*Set task*.
Write out every line of the material as it stands, apart from the pictures.
<<<<
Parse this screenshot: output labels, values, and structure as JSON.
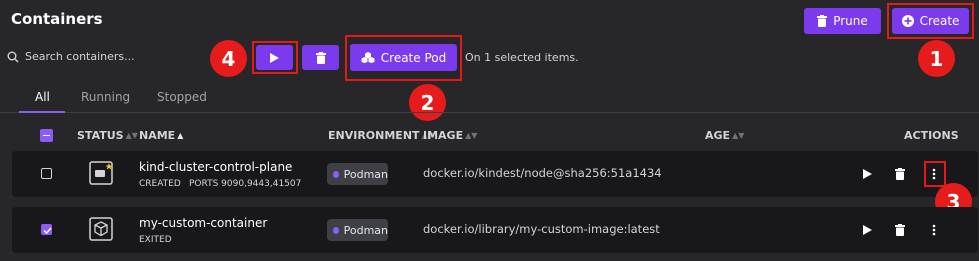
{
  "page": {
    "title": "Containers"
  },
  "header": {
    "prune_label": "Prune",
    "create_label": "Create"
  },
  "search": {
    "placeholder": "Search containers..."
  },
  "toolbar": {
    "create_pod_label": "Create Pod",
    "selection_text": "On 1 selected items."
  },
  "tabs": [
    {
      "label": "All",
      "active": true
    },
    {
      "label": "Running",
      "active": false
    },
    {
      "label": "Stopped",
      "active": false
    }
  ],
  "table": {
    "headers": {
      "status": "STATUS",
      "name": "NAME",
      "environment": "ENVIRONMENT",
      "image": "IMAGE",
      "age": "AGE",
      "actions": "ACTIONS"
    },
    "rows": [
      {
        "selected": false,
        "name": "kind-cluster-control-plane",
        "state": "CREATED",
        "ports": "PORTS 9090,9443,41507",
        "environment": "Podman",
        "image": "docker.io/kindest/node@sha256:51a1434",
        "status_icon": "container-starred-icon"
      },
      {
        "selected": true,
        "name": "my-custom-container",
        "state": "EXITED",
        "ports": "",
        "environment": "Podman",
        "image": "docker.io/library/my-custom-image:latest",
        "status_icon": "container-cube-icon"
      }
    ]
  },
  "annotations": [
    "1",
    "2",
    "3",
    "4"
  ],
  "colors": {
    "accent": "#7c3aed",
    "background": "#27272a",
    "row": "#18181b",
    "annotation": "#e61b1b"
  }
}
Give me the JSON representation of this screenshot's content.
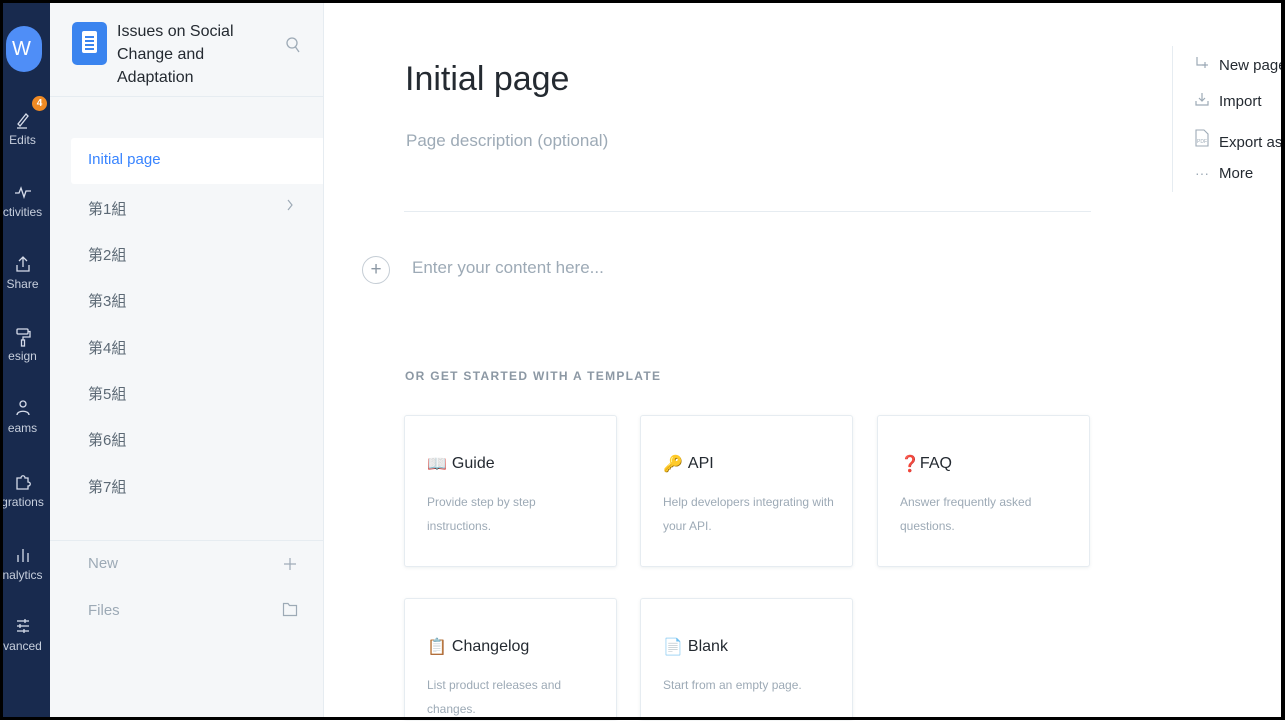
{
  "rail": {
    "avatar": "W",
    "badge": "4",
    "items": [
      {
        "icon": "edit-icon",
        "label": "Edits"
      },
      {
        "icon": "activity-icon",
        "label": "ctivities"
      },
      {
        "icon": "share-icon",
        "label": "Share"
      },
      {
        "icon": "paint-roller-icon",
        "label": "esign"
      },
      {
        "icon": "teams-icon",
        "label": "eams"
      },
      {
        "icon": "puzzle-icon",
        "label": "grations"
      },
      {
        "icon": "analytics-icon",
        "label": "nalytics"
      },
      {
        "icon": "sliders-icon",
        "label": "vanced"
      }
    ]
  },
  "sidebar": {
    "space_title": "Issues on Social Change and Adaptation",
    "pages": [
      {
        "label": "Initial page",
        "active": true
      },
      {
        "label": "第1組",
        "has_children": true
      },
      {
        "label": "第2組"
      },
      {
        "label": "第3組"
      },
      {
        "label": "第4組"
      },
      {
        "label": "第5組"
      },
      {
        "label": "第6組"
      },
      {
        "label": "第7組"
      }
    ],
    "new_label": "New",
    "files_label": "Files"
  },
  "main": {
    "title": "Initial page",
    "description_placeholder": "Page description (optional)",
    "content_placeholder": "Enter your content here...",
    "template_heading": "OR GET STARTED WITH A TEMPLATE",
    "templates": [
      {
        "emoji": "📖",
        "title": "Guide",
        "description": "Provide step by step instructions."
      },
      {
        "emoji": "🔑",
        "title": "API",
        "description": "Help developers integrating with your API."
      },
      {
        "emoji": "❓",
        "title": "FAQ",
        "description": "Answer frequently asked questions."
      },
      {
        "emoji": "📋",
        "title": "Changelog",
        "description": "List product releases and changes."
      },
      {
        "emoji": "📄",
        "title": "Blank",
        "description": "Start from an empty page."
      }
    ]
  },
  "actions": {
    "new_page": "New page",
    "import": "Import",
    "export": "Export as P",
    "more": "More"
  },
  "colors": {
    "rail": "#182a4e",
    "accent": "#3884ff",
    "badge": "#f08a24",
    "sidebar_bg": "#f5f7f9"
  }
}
>>>>
*Result for this exercise*.
Parse this screenshot: output labels, values, and structure as JSON.
{
  "page": {
    "title": "Containers"
  },
  "header": {
    "prune_label": "Prune",
    "create_label": "Create"
  },
  "search": {
    "placeholder": "Search containers..."
  },
  "toolbar": {
    "create_pod_label": "Create Pod",
    "selection_text": "On 1 selected items."
  },
  "tabs": [
    {
      "label": "All",
      "active": true
    },
    {
      "label": "Running",
      "active": false
    },
    {
      "label": "Stopped",
      "active": false
    }
  ],
  "table": {
    "headers": {
      "status": "STATUS",
      "name": "NAME",
      "environment": "ENVIRONMENT",
      "image": "IMAGE",
      "age": "AGE",
      "actions": "ACTIONS"
    },
    "rows": [
      {
        "selected": false,
        "name": "kind-cluster-control-plane",
        "state": "CREATED",
        "ports": "PORTS 9090,9443,41507",
        "environment": "Podman",
        "image": "docker.io/kindest/node@sha256:51a1434",
        "status_icon": "container-starred-icon"
      },
      {
        "selected": true,
        "name": "my-custom-container",
        "state": "EXITED",
        "ports": "",
        "environment": "Podman",
        "image": "docker.io/library/my-custom-image:latest",
        "status_icon": "container-cube-icon"
      }
    ]
  },
  "annotations": [
    "1",
    "2",
    "3",
    "4"
  ],
  "colors": {
    "accent": "#7c3aed",
    "background": "#27272a",
    "row": "#18181b",
    "annotation": "#e61b1b"
  }
}
Give me the JSON representation of this screenshot's content.
{
  "rail": {
    "avatar": "W",
    "badge": "4",
    "items": [
      {
        "icon": "edit-icon",
        "label": "Edits"
      },
      {
        "icon": "activity-icon",
        "label": "ctivities"
      },
      {
        "icon": "share-icon",
        "label": "Share"
      },
      {
        "icon": "paint-roller-icon",
        "label": "esign"
      },
      {
        "icon": "teams-icon",
        "label": "eams"
      },
      {
        "icon": "puzzle-icon",
        "label": "grations"
      },
      {
        "icon": "analytics-icon",
        "label": "nalytics"
      },
      {
        "icon": "sliders-icon",
        "label": "vanced"
      }
    ]
  },
  "sidebar": {
    "space_title": "Issues on Social Change and Adaptation",
    "pages": [
      {
        "label": "Initial page",
        "active": true
      },
      {
        "label": "第1組",
        "has_children": true
      },
      {
        "label": "第2組"
      },
      {
        "label": "第3組"
      },
      {
        "label": "第4組"
      },
      {
        "label": "第5組"
      },
      {
        "label": "第6組"
      },
      {
        "label": "第7組"
      }
    ],
    "new_label": "New",
    "files_label": "Files"
  },
  "main": {
    "title": "Initial page",
    "description_placeholder": "Page description (optional)",
    "content_placeholder": "Enter your content here...",
    "template_heading": "OR GET STARTED WITH A TEMPLATE",
    "templates": [
      {
        "emoji": "📖",
        "title": "Guide",
        "description": "Provide step by step instructions."
      },
      {
        "emoji": "🔑",
        "title": "API",
        "description": "Help developers integrating with your API."
      },
      {
        "emoji": "❓",
        "title": "FAQ",
        "description": "Answer frequently asked questions."
      },
      {
        "emoji": "📋",
        "title": "Changelog",
        "description": "List product releases and changes."
      },
      {
        "emoji": "📄",
        "title": "Blank",
        "description": "Start from an empty page."
      }
    ]
  },
  "actions": {
    "new_page": "New page",
    "import": "Import",
    "export": "Export as P",
    "more": "More"
  },
  "colors": {
    "rail": "#182a4e",
    "accent": "#3884ff",
    "badge": "#f08a24",
    "sidebar_bg": "#f5f7f9"
  }
}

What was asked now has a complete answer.